_Given exercise_: Report how many lines in the records hold the string "caption"; give the number and nothing else.

_Source data_:
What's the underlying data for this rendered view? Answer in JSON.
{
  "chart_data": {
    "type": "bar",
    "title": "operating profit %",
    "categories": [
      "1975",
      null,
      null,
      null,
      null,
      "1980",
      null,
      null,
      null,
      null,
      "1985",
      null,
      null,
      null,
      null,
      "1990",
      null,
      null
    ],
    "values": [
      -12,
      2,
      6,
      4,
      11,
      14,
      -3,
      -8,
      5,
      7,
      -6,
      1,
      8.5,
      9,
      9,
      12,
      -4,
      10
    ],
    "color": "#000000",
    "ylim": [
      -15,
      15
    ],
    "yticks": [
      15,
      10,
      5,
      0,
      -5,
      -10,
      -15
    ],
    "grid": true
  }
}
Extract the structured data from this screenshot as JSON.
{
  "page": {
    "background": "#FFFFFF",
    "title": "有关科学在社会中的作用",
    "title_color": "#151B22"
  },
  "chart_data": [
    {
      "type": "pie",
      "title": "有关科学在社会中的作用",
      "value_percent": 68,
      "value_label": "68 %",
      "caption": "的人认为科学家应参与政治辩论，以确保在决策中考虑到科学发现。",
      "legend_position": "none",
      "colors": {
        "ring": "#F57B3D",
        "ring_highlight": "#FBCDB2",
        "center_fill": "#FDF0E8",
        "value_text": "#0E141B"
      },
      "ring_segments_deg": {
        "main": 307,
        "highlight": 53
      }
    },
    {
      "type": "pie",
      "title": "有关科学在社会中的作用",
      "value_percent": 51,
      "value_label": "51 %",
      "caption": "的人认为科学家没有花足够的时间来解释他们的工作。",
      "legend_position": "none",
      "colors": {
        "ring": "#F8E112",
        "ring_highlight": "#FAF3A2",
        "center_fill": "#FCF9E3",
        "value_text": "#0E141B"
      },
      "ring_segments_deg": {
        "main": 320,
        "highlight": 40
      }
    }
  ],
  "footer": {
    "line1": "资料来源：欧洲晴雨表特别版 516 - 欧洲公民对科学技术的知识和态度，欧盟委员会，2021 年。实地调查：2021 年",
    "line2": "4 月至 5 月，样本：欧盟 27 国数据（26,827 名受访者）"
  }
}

_Written solution_: 2